Exercise details: Repeat the material verbatim. Images are excluded from the copy.

(Entries from a dataset)
▬▬▬

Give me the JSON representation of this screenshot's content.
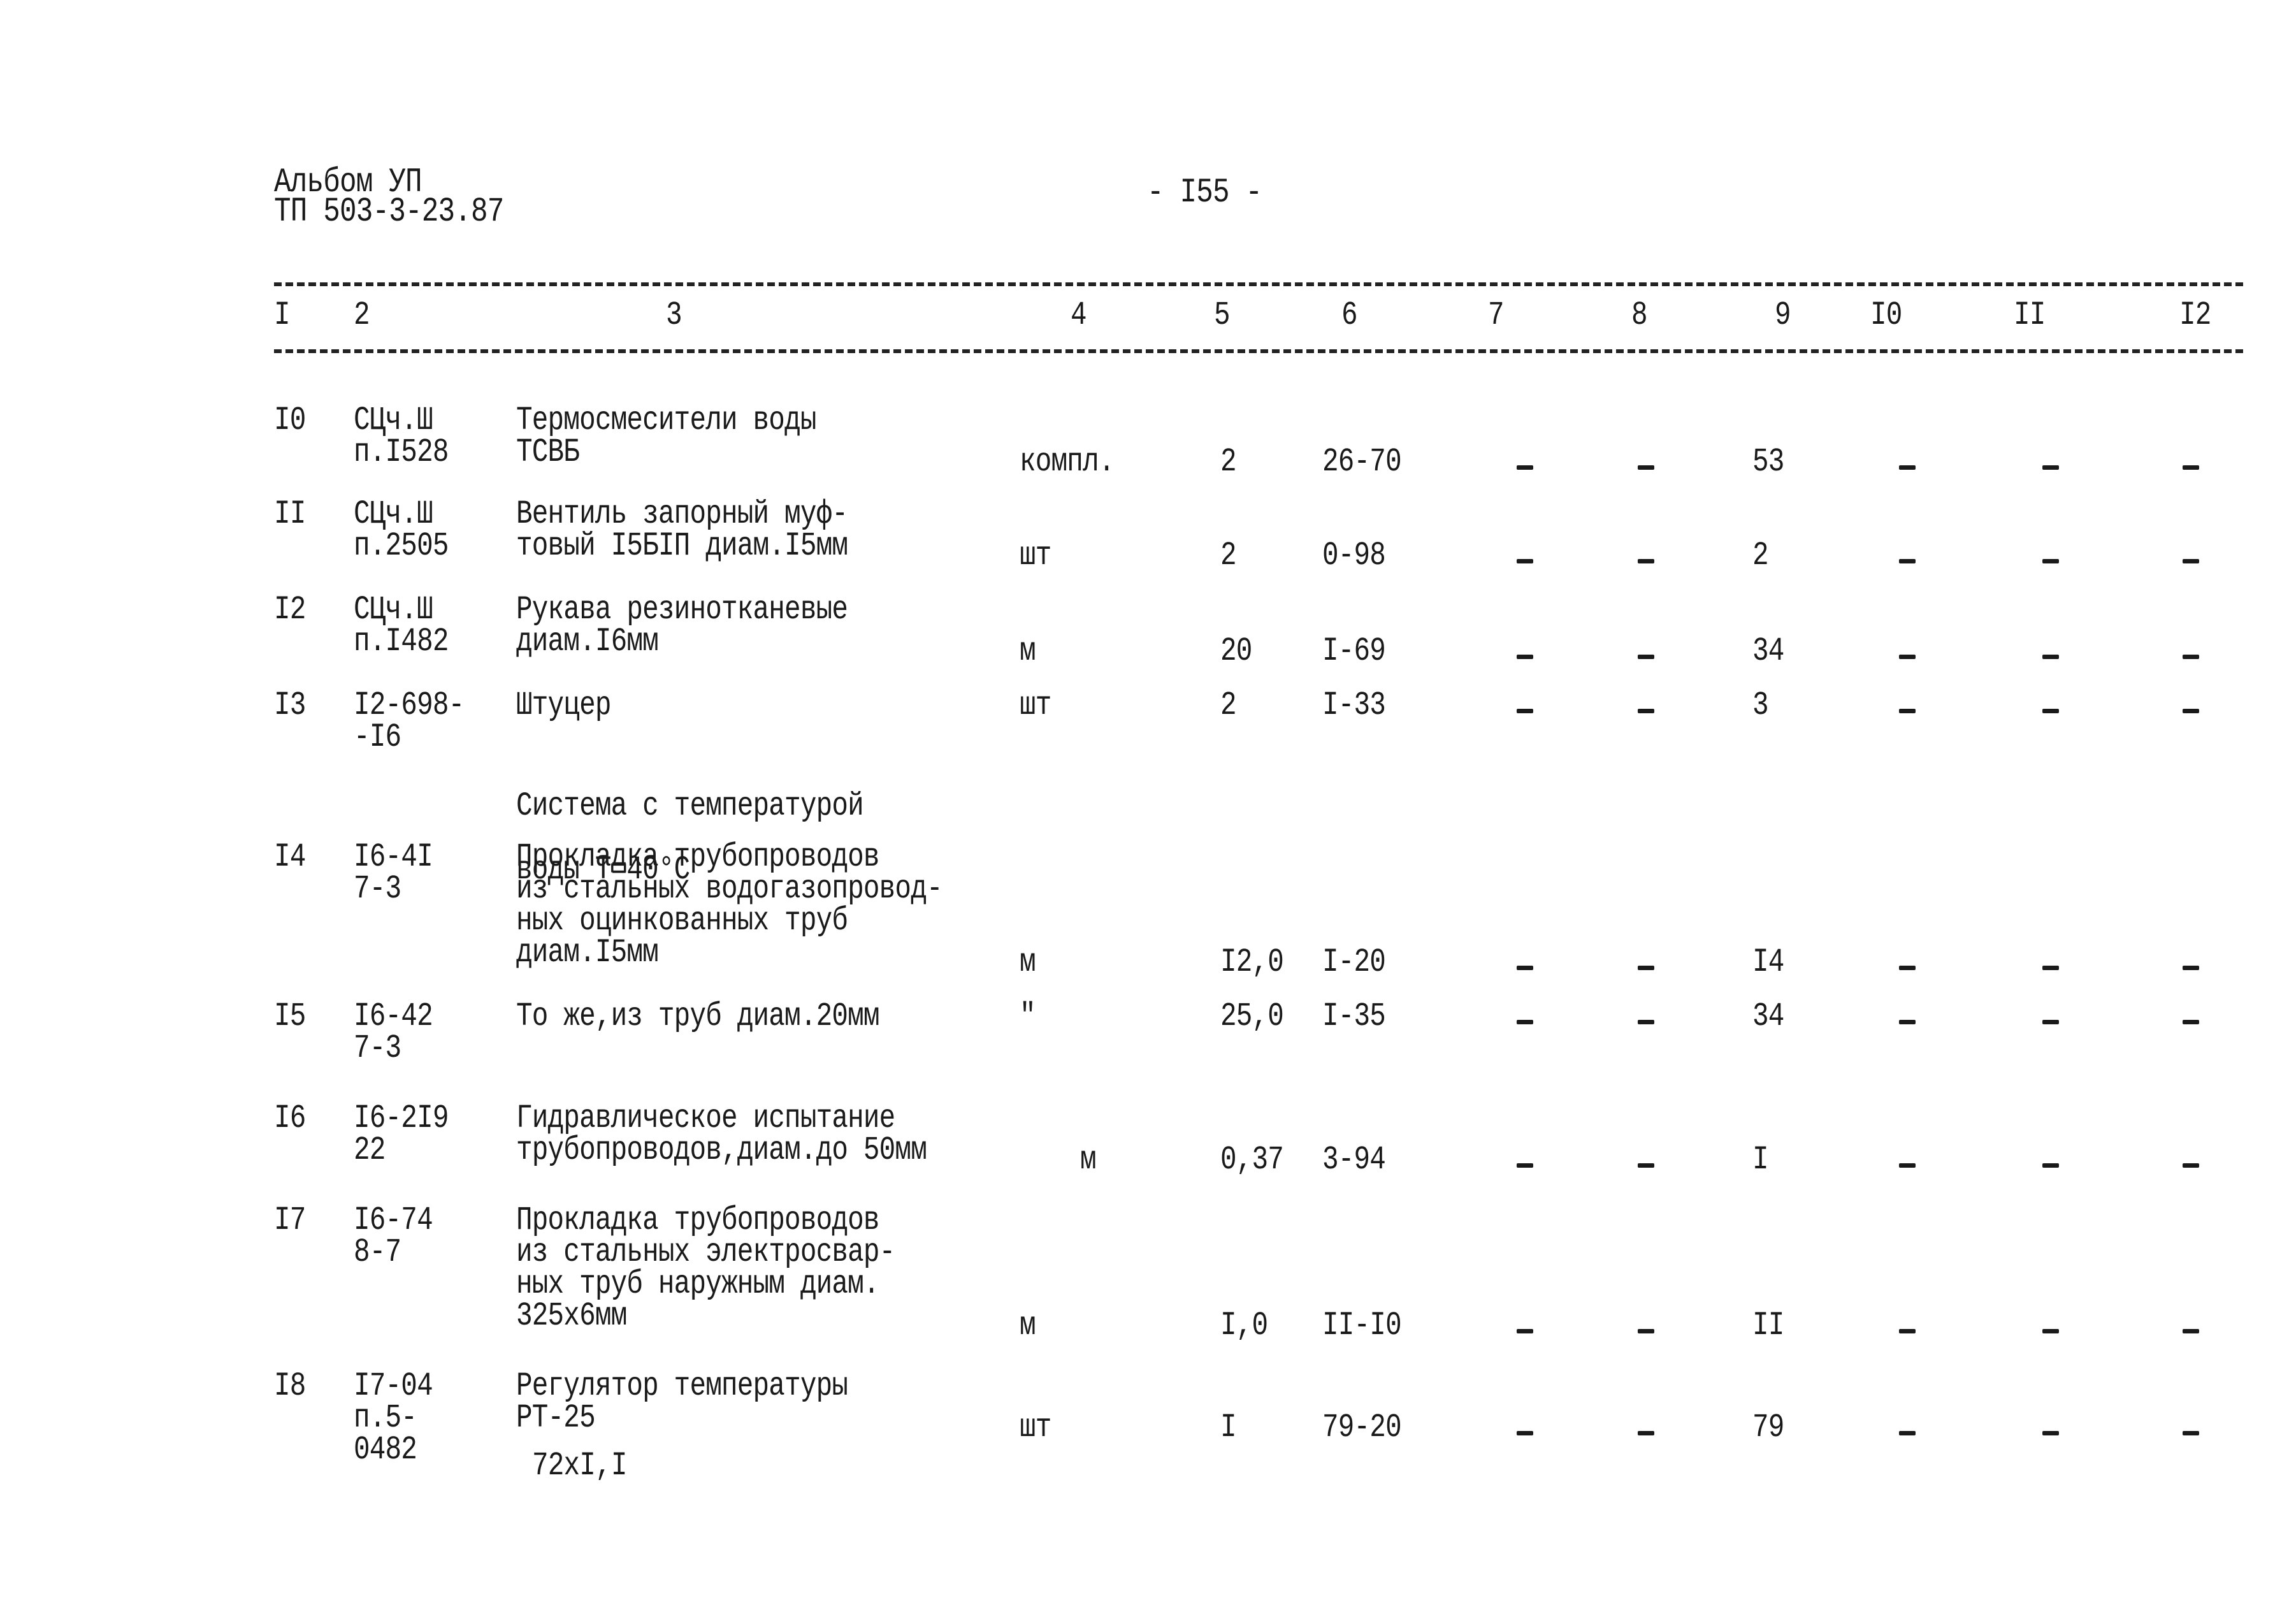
{
  "header": {
    "album": "Альбом УП",
    "doc_code": "ТП 503-3-23.87",
    "page_number": "- I55 -"
  },
  "columns": [
    "I",
    "2",
    "3",
    "4",
    "5",
    "6",
    "7",
    "8",
    "9",
    "I0",
    "II",
    "I2"
  ],
  "rows": [
    {
      "n": "I0",
      "code": [
        "СЦч.Ш",
        "п.I528"
      ],
      "name": [
        "Термосмесители воды",
        "ТСВБ"
      ],
      "unit": "компл.",
      "qty": "2",
      "price": "26-70",
      "c7": "-",
      "c8": "-",
      "c9": "53",
      "c10": "-",
      "c11": "-",
      "c12": "-"
    },
    {
      "n": "II",
      "code": [
        "СЦч.Ш",
        "п.2505"
      ],
      "name": [
        "Вентиль запорный муф-",
        "товый I5БIП диам.I5мм"
      ],
      "unit": "шт",
      "qty": "2",
      "price": "0-98",
      "c7": "-",
      "c8": "-",
      "c9": "2",
      "c10": "-",
      "c11": "-",
      "c12": "-"
    },
    {
      "n": "I2",
      "code": [
        "СЦч.Ш",
        "п.I482"
      ],
      "name": [
        "Рукава резинотканевые",
        "диам.I6мм"
      ],
      "unit": "м",
      "qty": "20",
      "price": "I-69",
      "c7": "-",
      "c8": "-",
      "c9": "34",
      "c10": "-",
      "c11": "-",
      "c12": "-"
    },
    {
      "n": "I3",
      "code": [
        "I2-698-",
        "-I6"
      ],
      "name": [
        "Штуцер"
      ],
      "unit": "шт",
      "qty": "2",
      "price": "I-33",
      "c7": "-",
      "c8": "-",
      "c9": "3",
      "c10": "-",
      "c11": "-",
      "c12": "-"
    },
    {
      "n": "I4",
      "code": [
        "I6-4I",
        "7-3"
      ],
      "name": [
        "Прокладка трубопроводов",
        "из стальных водогазопровод-",
        "ных оцинкованных труб",
        "диам.I5мм"
      ],
      "unit": "м",
      "qty": "I2,0",
      "price": "I-20",
      "c7": "-",
      "c8": "-",
      "c9": "I4",
      "c10": "-",
      "c11": "-",
      "c12": "-"
    },
    {
      "n": "I5",
      "code": [
        "I6-42",
        "7-3"
      ],
      "name": [
        "То же,из труб диам.20мм"
      ],
      "unit": "\"",
      "qty": "25,0",
      "price": "I-35",
      "c7": "-",
      "c8": "-",
      "c9": "34",
      "c10": "-",
      "c11": "-",
      "c12": "-"
    },
    {
      "n": "I6",
      "code": [
        "I6-2I9",
        "22"
      ],
      "name": [
        "Гидравлическое испытание",
        "трубопроводов,диам.до 50мм"
      ],
      "unit": "м",
      "qty": "0,37",
      "price": "3-94",
      "c7": "-",
      "c8": "-",
      "c9": "I",
      "c10": "-",
      "c11": "-",
      "c12": "-"
    },
    {
      "n": "I7",
      "code": [
        "I6-74",
        "8-7"
      ],
      "name": [
        "Прокладка трубопроводов",
        "из стальных электросвар-",
        "ных труб наружным диам.",
        "325х6мм"
      ],
      "unit": "м",
      "qty": "I,0",
      "price": "II-I0",
      "c7": "-",
      "c8": "-",
      "c9": "II",
      "c10": "-",
      "c11": "-",
      "c12": "-"
    },
    {
      "n": "I8",
      "code": [
        "I7-04",
        "п.5-",
        "0482"
      ],
      "name": [
        "Регулятор температуры",
        "РТ-25"
      ],
      "unit": "шт",
      "qty": "I",
      "price": "79-20",
      "c7": "-",
      "c8": "-",
      "c9": "79",
      "c10": "-",
      "c11": "-",
      "c12": "-"
    }
  ],
  "section_heading": [
    "Система с температурой",
    "воды Т=40°С"
  ],
  "note_row18": "72хI,I"
}
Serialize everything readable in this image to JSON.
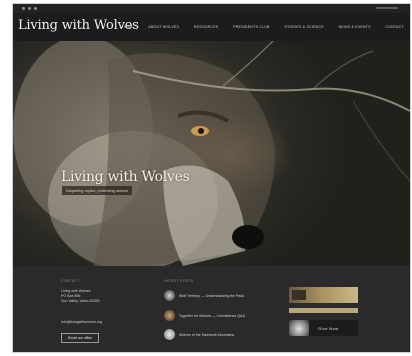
{
  "site": {
    "logo_text": "Living with Wolves",
    "social_icons": [
      "social-dot-icon",
      "social-dot-icon",
      "social-dot-icon"
    ]
  },
  "nav": {
    "items": [
      "Home",
      "About Wolves",
      "Resources",
      "Presidents Club",
      "Stories & Science",
      "News & Events",
      "Contact"
    ]
  },
  "hero": {
    "title": "Living with Wolves",
    "subtitle": "Dispelling myths, protecting wolves"
  },
  "footer": {
    "contact_heading": "Contact",
    "address_lines": [
      "Living with Wolves",
      "PO Box 896",
      "Sun Valley, Idaho 83353"
    ],
    "email": "info@livingwithwolves.org",
    "button_label": "Email our office",
    "posts_heading": "Latest Posts",
    "posts": [
      {
        "title": "Wolf Territory — Understanding the Pack"
      },
      {
        "title": "Together for Wolves — Coexistence Q&A"
      },
      {
        "title": "Wolves of the Sawtooth Mountains"
      }
    ],
    "promo_label": "Give Now"
  },
  "colors": {
    "background": "#1a1a1a",
    "navbar": "#1c1c1c",
    "footer": "#2a2a2a",
    "accent_gold": "#b9a77c"
  }
}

▬▬▬

Result:
Give me the JSON representation of this screenshot's content.
{
  "header": {
    "album": "Альбом УП",
    "doc_code": "ТП 503-3-23.87",
    "page_number": "- I55 -"
  },
  "columns": [
    "I",
    "2",
    "3",
    "4",
    "5",
    "6",
    "7",
    "8",
    "9",
    "I0",
    "II",
    "I2"
  ],
  "rows": [
    {
      "n": "I0",
      "code": [
        "СЦч.Ш",
        "п.I528"
      ],
      "name": [
        "Термосмесители воды",
        "ТСВБ"
      ],
      "unit": "компл.",
      "qty": "2",
      "price": "26-70",
      "c7": "-",
      "c8": "-",
      "c9": "53",
      "c10": "-",
      "c11": "-",
      "c12": "-"
    },
    {
      "n": "II",
      "code": [
        "СЦч.Ш",
        "п.2505"
      ],
      "name": [
        "Вентиль запорный муф-",
        "товый I5БIП диам.I5мм"
      ],
      "unit": "шт",
      "qty": "2",
      "price": "0-98",
      "c7": "-",
      "c8": "-",
      "c9": "2",
      "c10": "-",
      "c11": "-",
      "c12": "-"
    },
    {
      "n": "I2",
      "code": [
        "СЦч.Ш",
        "п.I482"
      ],
      "name": [
        "Рукава резинотканевые",
        "диам.I6мм"
      ],
      "unit": "м",
      "qty": "20",
      "price": "I-69",
      "c7": "-",
      "c8": "-",
      "c9": "34",
      "c10": "-",
      "c11": "-",
      "c12": "-"
    },
    {
      "n": "I3",
      "code": [
        "I2-698-",
        "-I6"
      ],
      "name": [
        "Штуцер"
      ],
      "unit": "шт",
      "qty": "2",
      "price": "I-33",
      "c7": "-",
      "c8": "-",
      "c9": "3",
      "c10": "-",
      "c11": "-",
      "c12": "-"
    },
    {
      "n": "I4",
      "code": [
        "I6-4I",
        "7-3"
      ],
      "name": [
        "Прокладка трубопроводов",
        "из стальных водогазопровод-",
        "ных оцинкованных труб",
        "диам.I5мм"
      ],
      "unit": "м",
      "qty": "I2,0",
      "price": "I-20",
      "c7": "-",
      "c8": "-",
      "c9": "I4",
      "c10": "-",
      "c11": "-",
      "c12": "-"
    },
    {
      "n": "I5",
      "code": [
        "I6-42",
        "7-3"
      ],
      "name": [
        "То же,из труб диам.20мм"
      ],
      "unit": "\"",
      "qty": "25,0",
      "price": "I-35",
      "c7": "-",
      "c8": "-",
      "c9": "34",
      "c10": "-",
      "c11": "-",
      "c12": "-"
    },
    {
      "n": "I6",
      "code": [
        "I6-2I9",
        "22"
      ],
      "name": [
        "Гидравлическое испытание",
        "трубопроводов,диам.до 50мм"
      ],
      "unit": "м",
      "qty": "0,37",
      "price": "3-94",
      "c7": "-",
      "c8": "-",
      "c9": "I",
      "c10": "-",
      "c11": "-",
      "c12": "-"
    },
    {
      "n": "I7",
      "code": [
        "I6-74",
        "8-7"
      ],
      "name": [
        "Прокладка трубопроводов",
        "из стальных электросвар-",
        "ных труб наружным диам.",
        "325х6мм"
      ],
      "unit": "м",
      "qty": "I,0",
      "price": "II-I0",
      "c7": "-",
      "c8": "-",
      "c9": "II",
      "c10": "-",
      "c11": "-",
      "c12": "-"
    },
    {
      "n": "I8",
      "code": [
        "I7-04",
        "п.5-",
        "0482"
      ],
      "name": [
        "Регулятор температуры",
        "РТ-25"
      ],
      "unit": "шт",
      "qty": "I",
      "price": "79-20",
      "c7": "-",
      "c8": "-",
      "c9": "79",
      "c10": "-",
      "c11": "-",
      "c12": "-"
    }
  ],
  "section_heading": [
    "Система с температурой",
    "воды Т=40°С"
  ],
  "note_row18": "72хI,I"
}
Serialize everything readable in this image to JSON.
{
  "site": {
    "logo_text": "Living with Wolves",
    "social_icons": [
      "social-dot-icon",
      "social-dot-icon",
      "social-dot-icon"
    ]
  },
  "nav": {
    "items": [
      "Home",
      "About Wolves",
      "Resources",
      "Presidents Club",
      "Stories & Science",
      "News & Events",
      "Contact"
    ]
  },
  "hero": {
    "title": "Living with Wolves",
    "subtitle": "Dispelling myths, protecting wolves"
  },
  "footer": {
    "contact_heading": "Contact",
    "address_lines": [
      "Living with Wolves",
      "PO Box 896",
      "Sun Valley, Idaho 83353"
    ],
    "email": "info@livingwithwolves.org",
    "button_label": "Email our office",
    "posts_heading": "Latest Posts",
    "posts": [
      {
        "title": "Wolf Territory — Understanding the Pack"
      },
      {
        "title": "Together for Wolves — Coexistence Q&A"
      },
      {
        "title": "Wolves of the Sawtooth Mountains"
      }
    ],
    "promo_label": "Give Now"
  },
  "colors": {
    "background": "#1a1a1a",
    "navbar": "#1c1c1c",
    "footer": "#2a2a2a",
    "accent_gold": "#b9a77c"
  }
}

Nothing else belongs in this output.